__Task to carry out__.
In the material below, find every line with "Rate" and pull it out.

__Dataset records__.
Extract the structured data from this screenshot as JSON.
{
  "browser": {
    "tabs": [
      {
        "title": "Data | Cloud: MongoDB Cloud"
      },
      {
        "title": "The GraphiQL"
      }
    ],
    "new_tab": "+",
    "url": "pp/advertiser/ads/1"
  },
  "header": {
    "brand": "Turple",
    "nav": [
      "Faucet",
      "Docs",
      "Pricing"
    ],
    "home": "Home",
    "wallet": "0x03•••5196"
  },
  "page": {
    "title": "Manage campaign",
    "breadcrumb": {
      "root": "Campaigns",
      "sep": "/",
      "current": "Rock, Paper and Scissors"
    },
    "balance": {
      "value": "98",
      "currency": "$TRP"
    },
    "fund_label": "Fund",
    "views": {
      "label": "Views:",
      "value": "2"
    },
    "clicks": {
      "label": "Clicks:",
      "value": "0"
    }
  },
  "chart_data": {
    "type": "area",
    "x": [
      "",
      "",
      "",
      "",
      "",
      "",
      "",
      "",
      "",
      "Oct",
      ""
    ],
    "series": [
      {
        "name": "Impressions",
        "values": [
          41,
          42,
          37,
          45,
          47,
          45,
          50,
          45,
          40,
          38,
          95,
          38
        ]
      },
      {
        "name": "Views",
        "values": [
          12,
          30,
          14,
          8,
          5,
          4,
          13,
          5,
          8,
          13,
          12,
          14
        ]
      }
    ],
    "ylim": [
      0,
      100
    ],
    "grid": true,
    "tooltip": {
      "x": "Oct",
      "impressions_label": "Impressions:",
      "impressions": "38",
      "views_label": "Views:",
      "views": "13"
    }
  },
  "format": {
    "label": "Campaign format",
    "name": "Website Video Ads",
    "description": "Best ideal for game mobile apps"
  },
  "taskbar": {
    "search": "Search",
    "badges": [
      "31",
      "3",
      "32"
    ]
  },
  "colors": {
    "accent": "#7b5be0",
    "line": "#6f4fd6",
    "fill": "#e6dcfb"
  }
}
...
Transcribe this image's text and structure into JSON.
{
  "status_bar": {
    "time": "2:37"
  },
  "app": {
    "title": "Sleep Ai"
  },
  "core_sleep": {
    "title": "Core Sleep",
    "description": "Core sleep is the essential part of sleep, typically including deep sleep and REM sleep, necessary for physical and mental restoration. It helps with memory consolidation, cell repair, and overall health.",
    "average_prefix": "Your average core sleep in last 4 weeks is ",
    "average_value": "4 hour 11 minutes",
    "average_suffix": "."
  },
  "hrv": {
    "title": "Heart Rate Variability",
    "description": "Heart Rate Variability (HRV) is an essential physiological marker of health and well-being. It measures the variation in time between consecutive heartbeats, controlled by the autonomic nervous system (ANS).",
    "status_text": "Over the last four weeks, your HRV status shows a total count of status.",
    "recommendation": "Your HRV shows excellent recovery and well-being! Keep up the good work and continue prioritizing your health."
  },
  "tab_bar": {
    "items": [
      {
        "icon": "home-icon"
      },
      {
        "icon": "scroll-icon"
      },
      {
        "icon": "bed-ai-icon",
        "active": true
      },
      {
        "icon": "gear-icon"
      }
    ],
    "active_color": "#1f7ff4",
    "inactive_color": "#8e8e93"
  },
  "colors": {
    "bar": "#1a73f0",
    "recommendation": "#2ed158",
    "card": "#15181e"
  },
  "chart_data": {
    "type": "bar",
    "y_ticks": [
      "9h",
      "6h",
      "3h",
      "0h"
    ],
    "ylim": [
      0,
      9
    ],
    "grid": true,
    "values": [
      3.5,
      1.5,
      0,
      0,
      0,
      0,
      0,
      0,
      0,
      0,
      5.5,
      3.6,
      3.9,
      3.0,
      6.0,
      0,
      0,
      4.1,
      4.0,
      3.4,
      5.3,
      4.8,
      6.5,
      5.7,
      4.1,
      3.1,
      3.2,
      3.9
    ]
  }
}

__Solution__.
    "title": "Heart Rate Variability",
    "description": "Heart Rate Variability (HRV) is an essential physiological marker of health and well-being. It measures the variation in time between consecutive heartbeats, controlled by the autonomic nervous system (ANS).",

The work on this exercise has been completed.